» **What you are asked to do**:
Copy the material below, swapping every "legend-label" for "legend-entry" and leaving everything else unchanged.

* START *

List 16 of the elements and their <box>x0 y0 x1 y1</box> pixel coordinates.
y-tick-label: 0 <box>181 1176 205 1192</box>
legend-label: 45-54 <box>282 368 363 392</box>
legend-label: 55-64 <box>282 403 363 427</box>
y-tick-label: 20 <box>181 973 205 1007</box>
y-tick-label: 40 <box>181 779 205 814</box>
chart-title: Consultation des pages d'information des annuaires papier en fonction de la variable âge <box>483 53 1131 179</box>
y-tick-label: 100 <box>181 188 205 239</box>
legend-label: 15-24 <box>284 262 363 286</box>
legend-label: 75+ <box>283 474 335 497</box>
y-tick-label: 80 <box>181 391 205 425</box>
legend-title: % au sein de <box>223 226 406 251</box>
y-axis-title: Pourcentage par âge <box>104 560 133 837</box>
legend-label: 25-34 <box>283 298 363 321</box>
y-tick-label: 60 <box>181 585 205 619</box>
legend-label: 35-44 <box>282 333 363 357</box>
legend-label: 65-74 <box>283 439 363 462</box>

* END *

» **In response**:
List 16 of the elements and their <box>x0 y0 x1 y1</box> pixel coordinates.
y-tick-label: 0 <box>181 1176 205 1192</box>
legend-entry: 45-54 <box>282 368 363 392</box>
legend-entry: 55-64 <box>282 403 363 427</box>
y-tick-label: 20 <box>181 973 205 1007</box>
y-tick-label: 40 <box>181 779 205 814</box>
chart-title: Consultation des pages d'information des annuaires papier en fonction de la variable âge <box>483 53 1131 179</box>
y-tick-label: 100 <box>181 188 205 239</box>
legend-entry: 15-24 <box>284 262 363 286</box>
legend-entry: 75+ <box>283 474 335 497</box>
y-tick-label: 80 <box>181 391 205 425</box>
legend-title: % au sein de <box>223 226 406 251</box>
y-axis-title: Pourcentage par âge <box>104 560 133 837</box>
legend-entry: 25-34 <box>283 298 363 321</box>
y-tick-label: 60 <box>181 585 205 619</box>
legend-entry: 35-44 <box>282 333 363 357</box>
legend-entry: 65-74 <box>283 439 363 462</box>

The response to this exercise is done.